— start of Dataset records —
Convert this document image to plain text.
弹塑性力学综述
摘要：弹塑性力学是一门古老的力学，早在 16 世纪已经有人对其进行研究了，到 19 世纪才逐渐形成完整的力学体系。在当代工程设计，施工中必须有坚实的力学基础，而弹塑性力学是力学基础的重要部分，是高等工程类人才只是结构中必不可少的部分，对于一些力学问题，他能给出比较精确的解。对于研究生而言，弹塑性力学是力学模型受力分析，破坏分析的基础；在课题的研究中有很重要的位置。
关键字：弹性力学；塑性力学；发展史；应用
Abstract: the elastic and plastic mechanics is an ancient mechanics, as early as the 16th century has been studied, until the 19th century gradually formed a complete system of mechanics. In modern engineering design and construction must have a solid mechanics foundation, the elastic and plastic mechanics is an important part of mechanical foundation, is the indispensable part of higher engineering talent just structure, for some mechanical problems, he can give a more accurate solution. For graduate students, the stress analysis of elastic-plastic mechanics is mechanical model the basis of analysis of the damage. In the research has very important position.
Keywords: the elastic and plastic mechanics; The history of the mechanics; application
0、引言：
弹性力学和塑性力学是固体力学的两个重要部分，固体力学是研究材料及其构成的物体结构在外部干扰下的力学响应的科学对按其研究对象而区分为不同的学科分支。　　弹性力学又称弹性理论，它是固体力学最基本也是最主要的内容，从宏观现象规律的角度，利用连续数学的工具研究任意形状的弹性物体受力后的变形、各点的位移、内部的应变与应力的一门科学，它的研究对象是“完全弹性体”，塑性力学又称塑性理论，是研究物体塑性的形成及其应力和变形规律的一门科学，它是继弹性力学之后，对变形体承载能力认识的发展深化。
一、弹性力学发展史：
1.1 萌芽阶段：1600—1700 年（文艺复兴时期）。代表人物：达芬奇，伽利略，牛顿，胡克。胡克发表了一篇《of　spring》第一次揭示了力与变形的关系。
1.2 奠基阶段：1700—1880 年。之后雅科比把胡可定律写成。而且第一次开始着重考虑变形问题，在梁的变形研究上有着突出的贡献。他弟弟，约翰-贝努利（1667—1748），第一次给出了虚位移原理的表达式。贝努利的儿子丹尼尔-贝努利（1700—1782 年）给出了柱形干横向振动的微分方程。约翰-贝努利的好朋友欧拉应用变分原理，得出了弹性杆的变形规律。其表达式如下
— end of Dataset records —
— start of Dataset records —
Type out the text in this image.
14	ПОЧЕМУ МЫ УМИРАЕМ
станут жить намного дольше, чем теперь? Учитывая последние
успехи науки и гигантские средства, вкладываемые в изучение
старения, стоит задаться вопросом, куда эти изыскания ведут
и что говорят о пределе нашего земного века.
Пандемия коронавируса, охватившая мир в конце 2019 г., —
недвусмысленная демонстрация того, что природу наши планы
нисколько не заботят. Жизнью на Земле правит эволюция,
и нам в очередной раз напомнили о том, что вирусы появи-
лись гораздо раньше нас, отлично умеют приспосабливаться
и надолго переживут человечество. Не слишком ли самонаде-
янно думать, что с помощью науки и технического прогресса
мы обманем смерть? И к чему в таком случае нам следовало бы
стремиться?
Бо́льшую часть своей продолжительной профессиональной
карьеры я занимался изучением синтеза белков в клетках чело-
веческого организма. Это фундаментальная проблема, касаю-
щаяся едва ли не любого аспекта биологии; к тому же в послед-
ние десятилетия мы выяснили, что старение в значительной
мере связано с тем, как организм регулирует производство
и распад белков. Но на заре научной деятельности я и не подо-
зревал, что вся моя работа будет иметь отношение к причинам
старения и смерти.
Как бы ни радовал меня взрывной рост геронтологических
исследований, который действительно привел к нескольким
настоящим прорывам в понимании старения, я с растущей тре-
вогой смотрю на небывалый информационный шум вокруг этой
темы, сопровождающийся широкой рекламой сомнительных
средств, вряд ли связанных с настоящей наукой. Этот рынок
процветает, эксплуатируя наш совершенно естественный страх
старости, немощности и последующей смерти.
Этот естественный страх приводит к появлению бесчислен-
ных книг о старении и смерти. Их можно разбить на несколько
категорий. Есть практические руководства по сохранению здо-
— end of Dataset records —
● Problem statement:
Filter the entries and copy out every line with the word "естественный".

● Solution for this task:
процветает, эксплуатируя наш совершенно естественный страх
Этот естественный страх приводит к появлению бесчислен-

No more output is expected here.